## Required task
Identify each line containing the word "University" and copy it.

(Raw records)
§

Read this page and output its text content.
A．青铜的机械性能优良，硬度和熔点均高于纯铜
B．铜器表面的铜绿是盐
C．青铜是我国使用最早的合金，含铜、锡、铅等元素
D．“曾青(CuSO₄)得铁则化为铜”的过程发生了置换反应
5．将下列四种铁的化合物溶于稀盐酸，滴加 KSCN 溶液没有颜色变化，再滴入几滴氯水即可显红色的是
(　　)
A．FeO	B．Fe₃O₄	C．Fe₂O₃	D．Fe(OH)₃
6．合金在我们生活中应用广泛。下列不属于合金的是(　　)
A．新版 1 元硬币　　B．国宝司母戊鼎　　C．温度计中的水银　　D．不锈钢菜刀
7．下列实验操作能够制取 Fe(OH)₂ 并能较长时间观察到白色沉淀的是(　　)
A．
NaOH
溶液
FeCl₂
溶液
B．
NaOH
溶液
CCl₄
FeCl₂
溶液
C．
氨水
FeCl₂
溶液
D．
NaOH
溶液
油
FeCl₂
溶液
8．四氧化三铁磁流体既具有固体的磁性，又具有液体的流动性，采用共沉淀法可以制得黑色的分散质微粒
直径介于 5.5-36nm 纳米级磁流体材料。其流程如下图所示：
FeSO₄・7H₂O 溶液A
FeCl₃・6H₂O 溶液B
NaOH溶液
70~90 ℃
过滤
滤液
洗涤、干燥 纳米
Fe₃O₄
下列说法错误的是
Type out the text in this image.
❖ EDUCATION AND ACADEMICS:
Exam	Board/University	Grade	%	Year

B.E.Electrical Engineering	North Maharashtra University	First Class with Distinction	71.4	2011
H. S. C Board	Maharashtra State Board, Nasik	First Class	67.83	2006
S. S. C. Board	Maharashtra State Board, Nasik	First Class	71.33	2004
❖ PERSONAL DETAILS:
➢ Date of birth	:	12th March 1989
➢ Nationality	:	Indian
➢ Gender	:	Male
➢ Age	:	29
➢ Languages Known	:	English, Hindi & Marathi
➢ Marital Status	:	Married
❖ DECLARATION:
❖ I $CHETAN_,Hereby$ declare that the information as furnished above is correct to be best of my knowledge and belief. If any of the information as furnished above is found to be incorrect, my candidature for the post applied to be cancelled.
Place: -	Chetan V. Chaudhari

§

## The answer
Exam	Board/University	Grade	%	Year
B.E.Electrical Engineering	North Maharashtra University	First Class with Distinction	71.4	2011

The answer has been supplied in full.